| JOB 1 |
In the forum thread about gearman retries, which gearman client does the poster use in the Django app?
| JOB 2 |
From the forum thread about gearman retries, reproduce word for word the part that opens with the words containing "I use the python" and closes with "the worker side.".

** Start of PASSAGE SHOWN **

Error conditions and retries in gearman?

646 views
Skip to first unread message

Cherian Thomas

unread,
Jan 12, 2012, 6:14:39 AM1/12/12
to gea...@googlegroups.com

Hi all,

Can someone guide me on how gearman does retries when exceptions are thrown or when errors occur?

I use the python gearman client in a Django app and my workers are initiated as a Django command. I read from this blog post that retries from error conditions are not straight forward and that it requires sys.exit from the worker side.

Has this been fixed to retry perhaps with sendFail or sendException? Also does gearman support retries with exponentials algorithm – say if an SMTP failure happens its retries after 2,4,8,16 seconds etc?

Help much appreciated!


Regards,
Cherian

Cherian

unread,
Jan 28, 2012, 10:03:07 AM1/28/12
to gearman
Hi all,
Can someone help me with this?
-Cherian

On Jan 12, 4:14 pm, Cherian Thomas <cherian...@gmail.com> wrote:
> Hi all,
>
> Can someone guide me on how gearman does retries when exceptions are thrown
> or when errors occur?

** End of PASSAGE SHOWN **
** Start of PROVIDED DATA **

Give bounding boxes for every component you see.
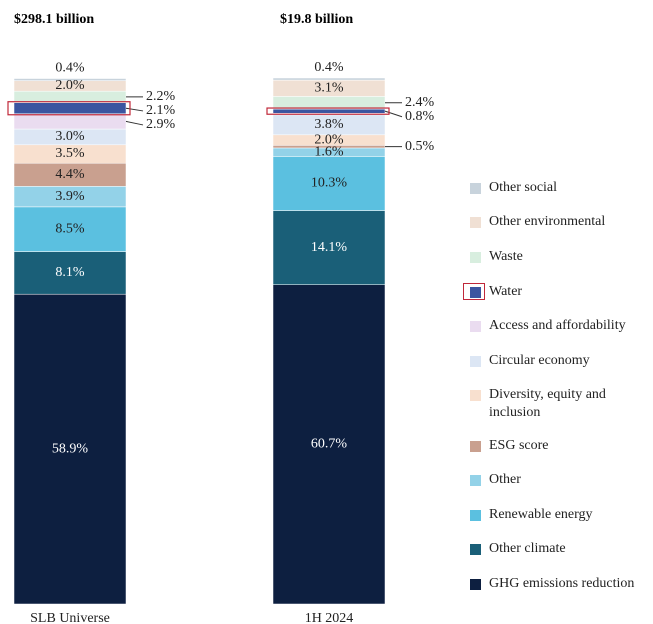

** End of PROVIDED DATA **

| TASK ANSWER 1 |
The python gearman client.

| TASK ANSWER 2 |
I use the python gearman client in a Django app and my workers are initiated as a Django command. I read from this blog post that retries from error conditions are not straight forward and that it requires sys.exit from the worker side.